▶ **Items**:
• • •
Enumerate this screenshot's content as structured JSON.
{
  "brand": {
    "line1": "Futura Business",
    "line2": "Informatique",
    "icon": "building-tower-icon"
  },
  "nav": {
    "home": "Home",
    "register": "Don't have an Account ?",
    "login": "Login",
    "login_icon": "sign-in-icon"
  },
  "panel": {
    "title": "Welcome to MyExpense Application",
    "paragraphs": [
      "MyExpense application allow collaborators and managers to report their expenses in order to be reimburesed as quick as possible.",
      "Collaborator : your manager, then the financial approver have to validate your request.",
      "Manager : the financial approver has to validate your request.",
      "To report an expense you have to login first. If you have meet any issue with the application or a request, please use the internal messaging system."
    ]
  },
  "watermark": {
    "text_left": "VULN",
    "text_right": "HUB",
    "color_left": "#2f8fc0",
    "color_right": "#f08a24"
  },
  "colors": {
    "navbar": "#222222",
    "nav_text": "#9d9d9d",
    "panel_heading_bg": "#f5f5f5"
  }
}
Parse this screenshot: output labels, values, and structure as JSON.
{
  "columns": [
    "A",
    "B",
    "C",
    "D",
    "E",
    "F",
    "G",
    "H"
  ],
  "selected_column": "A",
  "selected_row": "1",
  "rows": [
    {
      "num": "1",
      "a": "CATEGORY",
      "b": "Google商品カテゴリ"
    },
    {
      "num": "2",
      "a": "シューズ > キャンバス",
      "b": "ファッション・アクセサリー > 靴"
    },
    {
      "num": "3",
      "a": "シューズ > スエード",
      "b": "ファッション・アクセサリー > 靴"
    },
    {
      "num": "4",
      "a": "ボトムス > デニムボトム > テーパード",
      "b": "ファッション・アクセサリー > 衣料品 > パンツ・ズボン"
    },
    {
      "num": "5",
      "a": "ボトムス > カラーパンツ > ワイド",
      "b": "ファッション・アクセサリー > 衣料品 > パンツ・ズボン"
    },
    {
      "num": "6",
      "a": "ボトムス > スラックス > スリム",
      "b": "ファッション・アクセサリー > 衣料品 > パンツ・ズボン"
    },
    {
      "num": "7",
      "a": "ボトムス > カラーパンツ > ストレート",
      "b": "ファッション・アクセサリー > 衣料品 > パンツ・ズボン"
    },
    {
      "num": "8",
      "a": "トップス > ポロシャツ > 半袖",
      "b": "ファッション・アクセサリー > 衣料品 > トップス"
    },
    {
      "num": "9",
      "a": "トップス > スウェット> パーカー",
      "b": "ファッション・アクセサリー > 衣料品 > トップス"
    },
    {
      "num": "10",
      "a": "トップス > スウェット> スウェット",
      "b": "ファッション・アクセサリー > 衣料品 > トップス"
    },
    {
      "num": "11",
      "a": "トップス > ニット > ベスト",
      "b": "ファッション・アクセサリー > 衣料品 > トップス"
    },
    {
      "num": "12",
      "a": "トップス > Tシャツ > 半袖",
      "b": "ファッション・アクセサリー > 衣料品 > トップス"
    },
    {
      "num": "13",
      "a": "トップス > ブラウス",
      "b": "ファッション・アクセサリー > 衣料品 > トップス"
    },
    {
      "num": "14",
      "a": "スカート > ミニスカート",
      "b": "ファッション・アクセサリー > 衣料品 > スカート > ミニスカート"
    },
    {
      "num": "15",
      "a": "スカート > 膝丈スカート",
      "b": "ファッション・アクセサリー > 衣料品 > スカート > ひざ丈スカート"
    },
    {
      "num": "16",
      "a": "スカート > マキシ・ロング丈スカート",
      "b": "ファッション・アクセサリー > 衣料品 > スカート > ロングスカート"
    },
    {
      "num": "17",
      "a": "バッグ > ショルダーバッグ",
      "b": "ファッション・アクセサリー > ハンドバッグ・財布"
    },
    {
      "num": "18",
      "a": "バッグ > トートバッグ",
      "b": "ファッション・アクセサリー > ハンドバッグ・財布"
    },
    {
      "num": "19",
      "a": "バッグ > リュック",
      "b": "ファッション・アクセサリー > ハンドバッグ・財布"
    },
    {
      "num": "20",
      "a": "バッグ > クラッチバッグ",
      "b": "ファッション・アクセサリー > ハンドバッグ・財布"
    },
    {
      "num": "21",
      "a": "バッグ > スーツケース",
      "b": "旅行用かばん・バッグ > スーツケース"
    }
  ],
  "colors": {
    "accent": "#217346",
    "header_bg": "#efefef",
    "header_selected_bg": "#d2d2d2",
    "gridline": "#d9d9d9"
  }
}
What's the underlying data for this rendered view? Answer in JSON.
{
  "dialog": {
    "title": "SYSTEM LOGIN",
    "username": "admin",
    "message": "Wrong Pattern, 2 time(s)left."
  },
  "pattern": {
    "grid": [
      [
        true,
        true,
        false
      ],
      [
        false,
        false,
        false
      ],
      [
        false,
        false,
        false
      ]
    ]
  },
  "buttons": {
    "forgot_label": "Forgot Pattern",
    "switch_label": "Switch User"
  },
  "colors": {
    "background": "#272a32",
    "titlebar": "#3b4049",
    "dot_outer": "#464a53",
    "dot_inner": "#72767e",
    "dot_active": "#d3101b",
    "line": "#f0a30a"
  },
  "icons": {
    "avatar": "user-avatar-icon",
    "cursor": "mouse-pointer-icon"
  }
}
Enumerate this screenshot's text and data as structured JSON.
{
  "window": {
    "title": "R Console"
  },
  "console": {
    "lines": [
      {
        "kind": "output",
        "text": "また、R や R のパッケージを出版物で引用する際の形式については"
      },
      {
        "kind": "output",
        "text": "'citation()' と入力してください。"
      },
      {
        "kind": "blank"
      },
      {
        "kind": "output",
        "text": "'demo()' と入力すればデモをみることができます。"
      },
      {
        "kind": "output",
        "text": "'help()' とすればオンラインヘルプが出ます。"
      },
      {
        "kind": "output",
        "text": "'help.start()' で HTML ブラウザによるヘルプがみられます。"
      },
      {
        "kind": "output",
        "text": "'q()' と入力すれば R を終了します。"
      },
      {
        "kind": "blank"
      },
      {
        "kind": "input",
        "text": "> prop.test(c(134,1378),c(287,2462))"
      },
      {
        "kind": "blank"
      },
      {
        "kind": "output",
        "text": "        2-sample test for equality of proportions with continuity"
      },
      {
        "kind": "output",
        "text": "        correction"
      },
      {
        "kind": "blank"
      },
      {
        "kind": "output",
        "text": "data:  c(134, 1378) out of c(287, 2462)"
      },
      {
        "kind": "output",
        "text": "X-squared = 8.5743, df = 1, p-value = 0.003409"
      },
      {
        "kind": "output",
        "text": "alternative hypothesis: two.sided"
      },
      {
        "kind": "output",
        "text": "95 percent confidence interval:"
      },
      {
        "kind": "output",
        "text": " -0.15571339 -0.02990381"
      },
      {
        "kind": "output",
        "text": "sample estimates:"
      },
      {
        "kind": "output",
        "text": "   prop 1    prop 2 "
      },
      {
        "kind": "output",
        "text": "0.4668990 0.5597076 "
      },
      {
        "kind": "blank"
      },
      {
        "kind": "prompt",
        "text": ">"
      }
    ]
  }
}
• • •
▶ **Written task**: Set every line of the listing down word for word.

▶ **Solution for this exercise**:
Enumerate this screenshot's content as structured JSON.
{
  "brand": {
    "line1": "Futura Business",
    "line2": "Informatique",
    "icon": "building-tower-icon"
  },
  "nav": {
    "home": "Home",
    "register": "Don't have an Account ?",
    "login": "Login",
    "login_icon": "sign-in-icon"
  },
  "panel": {
    "title": "Welcome to MyExpense Application",
    "paragraphs": [
      "MyExpense application allow collaborators and managers to report their expenses in order to be reimburesed as quick as possible.",
      "Collaborator : your manager, then the financial approver have to validate your request.",
      "Manager : the financial approver has to validate your request.",
      "To report an expense you have to login first. If you have meet any issue with the application or a request, please use the internal messaging system."
    ]
  },
  "watermark": {
    "text_left": "VULN",
    "text_right": "HUB",
    "color_left": "#2f8fc0",
    "color_right": "#f08a24"
  },
  "colors": {
    "navbar": "#222222",
    "nav_text": "#9d9d9d",
    "panel_heading_bg": "#f5f5f5"
  }
}
Parse this screenshot: output labels, values, and structure as JSON.
{
  "columns": [
    "A",
    "B",
    "C",
    "D",
    "E",
    "F",
    "G",
    "H"
  ],
  "selected_column": "A",
  "selected_row": "1",
  "rows": [
    {
      "num": "1",
      "a": "CATEGORY",
      "b": "Google商品カテゴリ"
    },
    {
      "num": "2",
      "a": "シューズ > キャンバス",
      "b": "ファッション・アクセサリー > 靴"
    },
    {
      "num": "3",
      "a": "シューズ > スエード",
      "b": "ファッション・アクセサリー > 靴"
    },
    {
      "num": "4",
      "a": "ボトムス > デニムボトム > テーパード",
      "b": "ファッション・アクセサリー > 衣料品 > パンツ・ズボン"
    },
    {
      "num": "5",
      "a": "ボトムス > カラーパンツ > ワイド",
      "b": "ファッション・アクセサリー > 衣料品 > パンツ・ズボン"
    },
    {
      "num": "6",
      "a": "ボトムス > スラックス > スリム",
      "b": "ファッション・アクセサリー > 衣料品 > パンツ・ズボン"
    },
    {
      "num": "7",
      "a": "ボトムス > カラーパンツ > ストレート",
      "b": "ファッション・アクセサリー > 衣料品 > パンツ・ズボン"
    },
    {
      "num": "8",
      "a": "トップス > ポロシャツ > 半袖",
      "b": "ファッション・アクセサリー > 衣料品 > トップス"
    },
    {
      "num": "9",
      "a": "トップス > スウェット> パーカー",
      "b": "ファッション・アクセサリー > 衣料品 > トップス"
    },
    {
      "num": "10",
      "a": "トップス > スウェット> スウェット",
      "b": "ファッション・アクセサリー > 衣料品 > トップス"
    },
    {
      "num": "11",
      "a": "トップス > ニット > ベスト",
      "b": "ファッション・アクセサリー > 衣料品 > トップス"
    },
    {
      "num": "12",
      "a": "トップス > Tシャツ > 半袖",
      "b": "ファッション・アクセサリー > 衣料品 > トップス"
    },
    {
      "num": "13",
      "a": "トップス > ブラウス",
      "b": "ファッション・アクセサリー > 衣料品 > トップス"
    },
    {
      "num": "14",
      "a": "スカート > ミニスカート",
      "b": "ファッション・アクセサリー > 衣料品 > スカート > ミニスカート"
    },
    {
      "num": "15",
      "a": "スカート > 膝丈スカート",
      "b": "ファッション・アクセサリー > 衣料品 > スカート > ひざ丈スカート"
    },
    {
      "num": "16",
      "a": "スカート > マキシ・ロング丈スカート",
      "b": "ファッション・アクセサリー > 衣料品 > スカート > ロングスカート"
    },
    {
      "num": "17",
      "a": "バッグ > ショルダーバッグ",
      "b": "ファッション・アクセサリー > ハンドバッグ・財布"
    },
    {
      "num": "18",
      "a": "バッグ > トートバッグ",
      "b": "ファッション・アクセサリー > ハンドバッグ・財布"
    },
    {
      "num": "19",
      "a": "バッグ > リュック",
      "b": "ファッション・アクセサリー > ハンドバッグ・財布"
    },
    {
      "num": "20",
      "a": "バッグ > クラッチバッグ",
      "b": "ファッション・アクセサリー > ハンドバッグ・財布"
    },
    {
      "num": "21",
      "a": "バッグ > スーツケース",
      "b": "旅行用かばん・バッグ > スーツケース"
    }
  ],
  "colors": {
    "accent": "#217346",
    "header_bg": "#efefef",
    "header_selected_bg": "#d2d2d2",
    "gridline": "#d9d9d9"
  }
}
What's the underlying data for this rendered view? Answer in JSON.
{
  "dialog": {
    "title": "SYSTEM LOGIN",
    "username": "admin",
    "message": "Wrong Pattern, 2 time(s)left."
  },
  "pattern": {
    "grid": [
      [
        true,
        true,
        false
      ],
      [
        false,
        false,
        false
      ],
      [
        false,
        false,
        false
      ]
    ]
  },
  "buttons": {
    "forgot_label": "Forgot Pattern",
    "switch_label": "Switch User"
  },
  "colors": {
    "background": "#272a32",
    "titlebar": "#3b4049",
    "dot_outer": "#464a53",
    "dot_inner": "#72767e",
    "dot_active": "#d3101b",
    "line": "#f0a30a"
  },
  "icons": {
    "avatar": "user-avatar-icon",
    "cursor": "mouse-pointer-icon"
  }
}
Enumerate this screenshot's text and data as structured JSON.
{
  "window": {
    "title": "R Console"
  },
  "console": {
    "lines": [
      {
        "kind": "output",
        "text": "また、R や R のパッケージを出版物で引用する際の形式については"
      },
      {
        "kind": "output",
        "text": "'citation()' と入力してください。"
      },
      {
        "kind": "blank"
      },
      {
        "kind": "output",
        "text": "'demo()' と入力すればデモをみることができます。"
      },
      {
        "kind": "output",
        "text": "'help()' とすればオンラインヘルプが出ます。"
      },
      {
        "kind": "output",
        "text": "'help.start()' で HTML ブラウザによるヘルプがみられます。"
      },
      {
        "kind": "output",
        "text": "'q()' と入力すれば R を終了します。"
      },
      {
        "kind": "blank"
      },
      {
        "kind": "input",
        "text": "> prop.test(c(134,1378),c(287,2462))"
      },
      {
        "kind": "blank"
      },
      {
        "kind": "output",
        "text": "        2-sample test for equality of proportions with continuity"
      },
      {
        "kind": "output",
        "text": "        correction"
      },
      {
        "kind": "blank"
      },
      {
        "kind": "output",
        "text": "data:  c(134, 1378) out of c(287, 2462)"
      },
      {
        "kind": "output",
        "text": "X-squared = 8.5743, df = 1, p-value = 0.003409"
      },
      {
        "kind": "output",
        "text": "alternative hypothesis: two.sided"
      },
      {
        "kind": "output",
        "text": "95 percent confidence interval:"
      },
      {
        "kind": "output",
        "text": " -0.15571339 -0.02990381"
      },
      {
        "kind": "output",
        "text": "sample estimates:"
      },
      {
        "kind": "output",
        "text": "   prop 1    prop 2 "
      },
      {
        "kind": "output",
        "text": "0.4668990 0.5597076 "
      },
      {
        "kind": "blank"
      },
      {
        "kind": "prompt",
        "text": ">"
      }
    ]
  }
}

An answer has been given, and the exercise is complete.